**Challenge**
Transcribe all of the material exactly, except for its pictures.

- - -

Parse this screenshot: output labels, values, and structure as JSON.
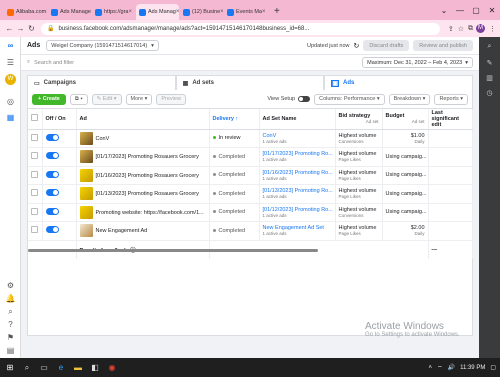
{
  "browser": {
    "tabs": [
      {
        "label": "Alibaba.com",
        "color": "#ff6a00",
        "active": false
      },
      {
        "label": "Ads Manage",
        "color": "#1877f2",
        "active": false
      },
      {
        "label": "https://gra",
        "color": "#1877f2",
        "active": false
      },
      {
        "label": "Ads Manag",
        "color": "#1877f2",
        "active": true
      },
      {
        "label": "(12) Busine",
        "color": "#1877f2",
        "active": false
      },
      {
        "label": "Events Ma",
        "color": "#1877f2",
        "active": false
      }
    ],
    "new_tab": "+",
    "url": "business.facebook.com/adsmanager/manage/ads?act=15914715146170148business_id=68...",
    "profile_initial": "M"
  },
  "ads_manager": {
    "title": "Ads",
    "account": "Weigel Company (1591471514617014)",
    "updated": "Updated just now",
    "discard": "Discard drafts",
    "review": "Review and publish",
    "search_placeholder": "Search and filter",
    "date_range": "Maximum: Dec 31, 2022 – Feb 4, 2023",
    "level_tabs": [
      {
        "label": "Campaigns",
        "active": false
      },
      {
        "label": "Ad sets",
        "active": false
      },
      {
        "label": "Ads",
        "active": true
      }
    ],
    "toolbar": {
      "create": "+ Create",
      "duplicate": "⧉ ▾",
      "edit": "✎ Edit ▾",
      "more": "More ▾",
      "preview": "Preview",
      "view_setup": "View Setup",
      "columns": "Columns: Performance ▾",
      "breakdown": "Breakdown ▾",
      "reports": "Reports ▾"
    },
    "columns": [
      "Off / On",
      "Ad",
      "Delivery ↑",
      "Ad Set Name",
      "Bid strategy",
      "Budget",
      "Last significant edit"
    ],
    "rows": [
      {
        "ad": "ConV",
        "thumb": "brown",
        "delivery": "In review",
        "delivery_color": "#42b72a",
        "adset": "ConV",
        "adset_sub": "1 active ads",
        "bid": "Highest volume",
        "bid_sub": "Conversions",
        "budget": "$1.00",
        "budget_sub": "Daily"
      },
      {
        "ad": "[01/17/2023] Promoting Rosauers Grocery",
        "thumb": "brown",
        "delivery": "Completed",
        "delivery_color": "#8a8d91",
        "adset": "[01/17/2023] Promoting Ro...",
        "adset_sub": "1 active ads",
        "bid": "Highest volume",
        "bid_sub": "Page Likes",
        "budget": "Using campaig...",
        "budget_sub": ""
      },
      {
        "ad": "[01/16/2023] Promoting Rosauers Grocery",
        "thumb": "yellow",
        "delivery": "Completed",
        "delivery_color": "#8a8d91",
        "adset": "[01/16/2023] Promoting Ro...",
        "adset_sub": "1 active ads",
        "bid": "Highest volume",
        "bid_sub": "Page Likes",
        "budget": "Using campaig...",
        "budget_sub": ""
      },
      {
        "ad": "[01/13/2023] Promoting Rosauers Grocery",
        "thumb": "yellow",
        "delivery": "Completed",
        "delivery_color": "#8a8d91",
        "adset": "[01/13/2023] Promoting Ro...",
        "adset_sub": "1 active ads",
        "bid": "Highest volume",
        "bid_sub": "Page Likes",
        "budget": "Using campaig...",
        "budget_sub": ""
      },
      {
        "ad": "Promoting website: https://facebook.com/1...",
        "thumb": "yellow",
        "delivery": "Completed",
        "delivery_color": "#8a8d91",
        "adset": "[01/12/2023] Promoting Ro...",
        "adset_sub": "1 active ads",
        "bid": "Highest volume",
        "bid_sub": "Conversions",
        "budget": "Using campaig...",
        "budget_sub": ""
      },
      {
        "ad": "New Engagement Ad",
        "thumb": "cup",
        "delivery": "Completed",
        "delivery_color": "#8a8d91",
        "adset": "New Engagement Ad Set",
        "adset_sub": "1 active ads",
        "bid": "Highest volume",
        "bid_sub": "Page Likes",
        "budget": "$2.00",
        "budget_sub": "Daily"
      }
    ],
    "results_label": "Results from 6 ads ⓘ",
    "results_last": "—",
    "bid_header_sub": "Ad set",
    "budget_header_sub": "Ad set"
  },
  "watermark": {
    "line1": "Activate Windows",
    "line2": "Go to Settings to activate Windows."
  },
  "taskbar": {
    "time": "11:39 PM"
  }
}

- - -

**Worked solution**
Parse this screenshot: output labels, values, and structure as JSON.
{
  "browser": {
    "tabs": [
      {
        "label": "Alibaba.com",
        "color": "#ff6a00",
        "active": false
      },
      {
        "label": "Ads Manage",
        "color": "#1877f2",
        "active": false
      },
      {
        "label": "https://gra",
        "color": "#1877f2",
        "active": false
      },
      {
        "label": "Ads Manag",
        "color": "#1877f2",
        "active": true
      },
      {
        "label": "(12) Busine",
        "color": "#1877f2",
        "active": false
      },
      {
        "label": "Events Ma",
        "color": "#1877f2",
        "active": false
      }
    ],
    "new_tab": "+",
    "url": "business.facebook.com/adsmanager/manage/ads?act=15914715146170148business_id=68...",
    "profile_initial": "M"
  },
  "ads_manager": {
    "title": "Ads",
    "account": "Weigel Company (1591471514617014)",
    "updated": "Updated just now",
    "discard": "Discard drafts",
    "review": "Review and publish",
    "search_placeholder": "Search and filter",
    "date_range": "Maximum: Dec 31, 2022 – Feb 4, 2023",
    "level_tabs": [
      {
        "label": "Campaigns",
        "active": false
      },
      {
        "label": "Ad sets",
        "active": false
      },
      {
        "label": "Ads",
        "active": true
      }
    ],
    "toolbar": {
      "create": "+ Create",
      "duplicate": "⧉ ▾",
      "edit": "✎ Edit ▾",
      "more": "More ▾",
      "preview": "Preview",
      "view_setup": "View Setup",
      "columns": "Columns: Performance ▾",
      "breakdown": "Breakdown ▾",
      "reports": "Reports ▾"
    },
    "columns": [
      "Off / On",
      "Ad",
      "Delivery ↑",
      "Ad Set Name",
      "Bid strategy",
      "Budget",
      "Last significant edit"
    ],
    "rows": [
      {
        "ad": "ConV",
        "thumb": "brown",
        "delivery": "In review",
        "delivery_color": "#42b72a",
        "adset": "ConV",
        "adset_sub": "1 active ads",
        "bid": "Highest volume",
        "bid_sub": "Conversions",
        "budget": "$1.00",
        "budget_sub": "Daily"
      },
      {
        "ad": "[01/17/2023] Promoting Rosauers Grocery",
        "thumb": "brown",
        "delivery": "Completed",
        "delivery_color": "#8a8d91",
        "adset": "[01/17/2023] Promoting Ro...",
        "adset_sub": "1 active ads",
        "bid": "Highest volume",
        "bid_sub": "Page Likes",
        "budget": "Using campaig...",
        "budget_sub": ""
      },
      {
        "ad": "[01/16/2023] Promoting Rosauers Grocery",
        "thumb": "yellow",
        "delivery": "Completed",
        "delivery_color": "#8a8d91",
        "adset": "[01/16/2023] Promoting Ro...",
        "adset_sub": "1 active ads",
        "bid": "Highest volume",
        "bid_sub": "Page Likes",
        "budget": "Using campaig...",
        "budget_sub": ""
      },
      {
        "ad": "[01/13/2023] Promoting Rosauers Grocery",
        "thumb": "yellow",
        "delivery": "Completed",
        "delivery_color": "#8a8d91",
        "adset": "[01/13/2023] Promoting Ro...",
        "adset_sub": "1 active ads",
        "bid": "Highest volume",
        "bid_sub": "Page Likes",
        "budget": "Using campaig...",
        "budget_sub": ""
      },
      {
        "ad": "Promoting website: https://facebook.com/1...",
        "thumb": "yellow",
        "delivery": "Completed",
        "delivery_color": "#8a8d91",
        "adset": "[01/12/2023] Promoting Ro...",
        "adset_sub": "1 active ads",
        "bid": "Highest volume",
        "bid_sub": "Conversions",
        "budget": "Using campaig...",
        "budget_sub": ""
      },
      {
        "ad": "New Engagement Ad",
        "thumb": "cup",
        "delivery": "Completed",
        "delivery_color": "#8a8d91",
        "adset": "New Engagement Ad Set",
        "adset_sub": "1 active ads",
        "bid": "Highest volume",
        "bid_sub": "Page Likes",
        "budget": "$2.00",
        "budget_sub": "Daily"
      }
    ],
    "results_label": "Results from 6 ads ⓘ",
    "results_last": "—",
    "bid_header_sub": "Ad set",
    "budget_header_sub": "Ad set"
  },
  "watermark": {
    "line1": "Activate Windows",
    "line2": "Go to Settings to activate Windows."
  },
  "taskbar": {
    "time": "11:39 PM"
  }
}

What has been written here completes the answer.